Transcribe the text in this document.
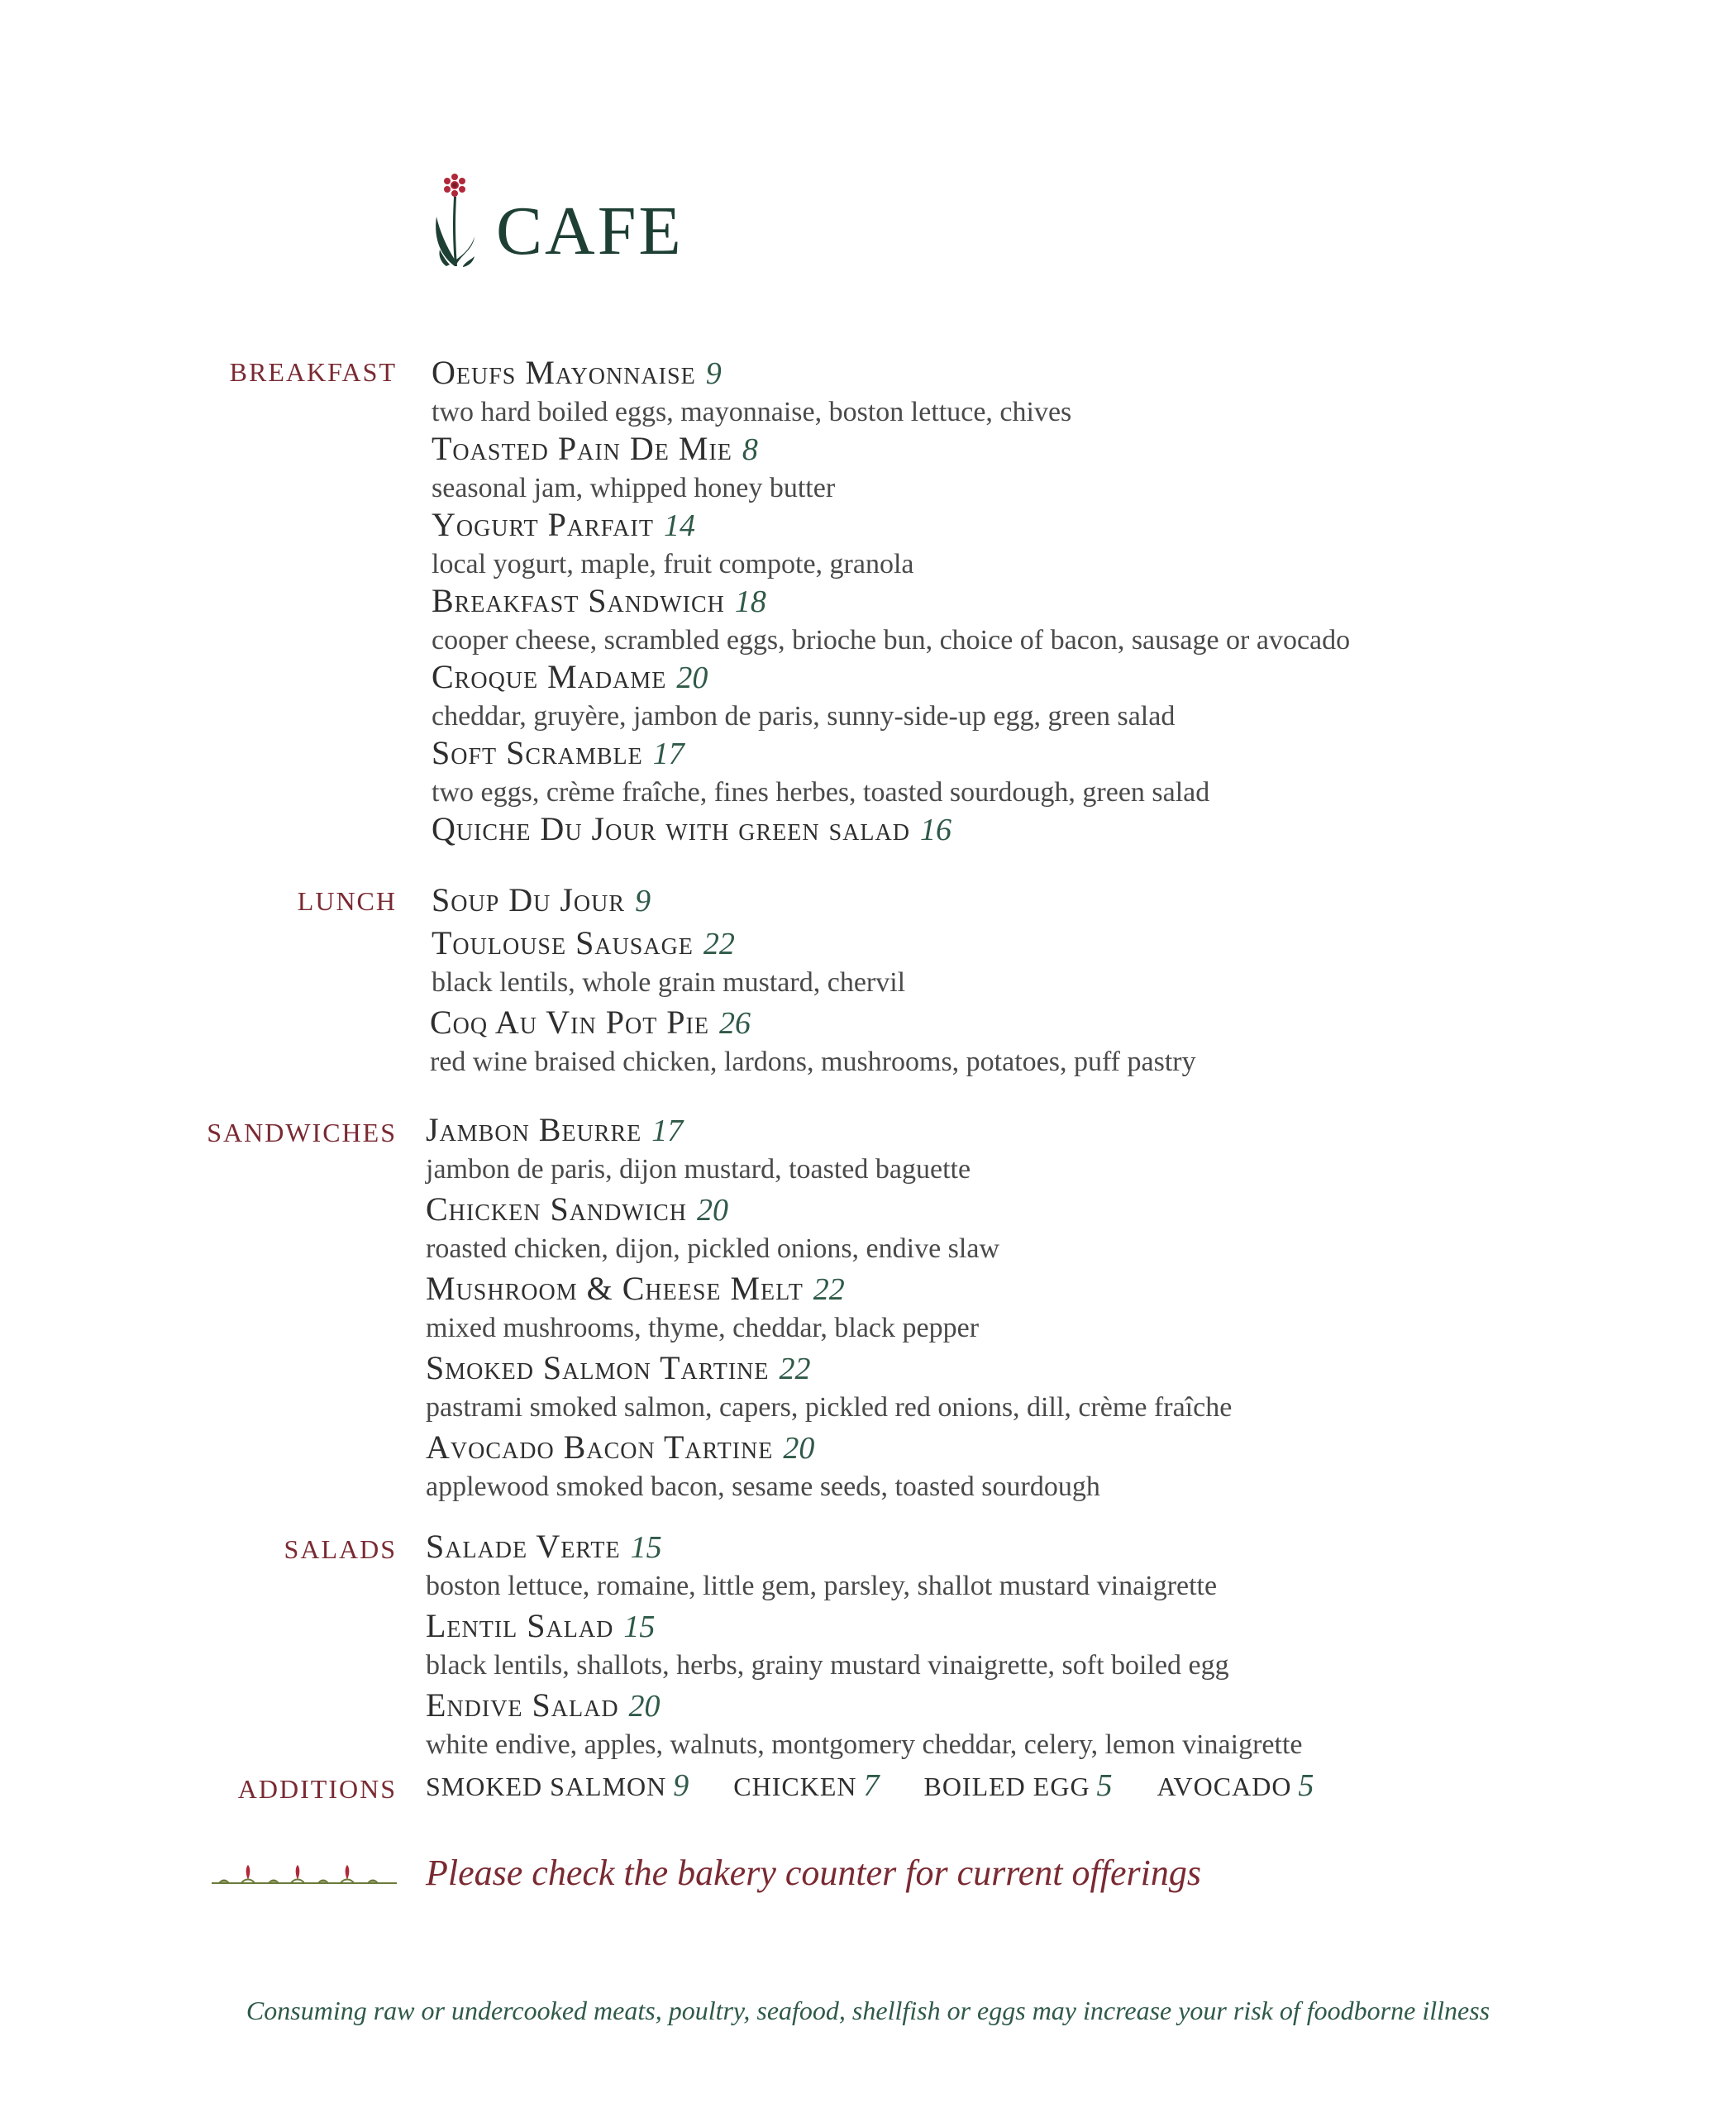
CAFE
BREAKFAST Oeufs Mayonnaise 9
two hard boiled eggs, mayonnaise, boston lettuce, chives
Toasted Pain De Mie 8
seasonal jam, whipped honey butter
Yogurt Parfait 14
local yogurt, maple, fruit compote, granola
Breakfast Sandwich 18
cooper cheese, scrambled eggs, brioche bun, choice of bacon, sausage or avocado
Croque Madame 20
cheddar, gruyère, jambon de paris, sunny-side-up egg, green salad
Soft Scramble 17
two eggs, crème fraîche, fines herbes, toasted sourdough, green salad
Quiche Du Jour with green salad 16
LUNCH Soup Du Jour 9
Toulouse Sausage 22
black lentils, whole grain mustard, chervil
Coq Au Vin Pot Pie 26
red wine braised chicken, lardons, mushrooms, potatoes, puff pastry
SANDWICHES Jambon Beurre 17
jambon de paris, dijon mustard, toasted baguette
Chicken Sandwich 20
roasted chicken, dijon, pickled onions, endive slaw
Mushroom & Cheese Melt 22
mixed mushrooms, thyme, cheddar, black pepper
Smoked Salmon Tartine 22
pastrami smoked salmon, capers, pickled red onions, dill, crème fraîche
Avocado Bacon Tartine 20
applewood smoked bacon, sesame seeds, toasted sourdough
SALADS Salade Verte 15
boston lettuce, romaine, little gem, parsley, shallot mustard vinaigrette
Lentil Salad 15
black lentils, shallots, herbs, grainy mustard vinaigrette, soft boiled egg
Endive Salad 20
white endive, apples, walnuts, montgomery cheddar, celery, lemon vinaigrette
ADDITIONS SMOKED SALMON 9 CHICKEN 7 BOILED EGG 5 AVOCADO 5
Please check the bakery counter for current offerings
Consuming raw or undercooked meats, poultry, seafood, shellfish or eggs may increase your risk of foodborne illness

^^^^^^^^^^^^^^^^

▸ Exercise requirements:
Of the lines in the data above, how many contain the word "fraîche"? Give only that figure.

▸ Exercise response:
2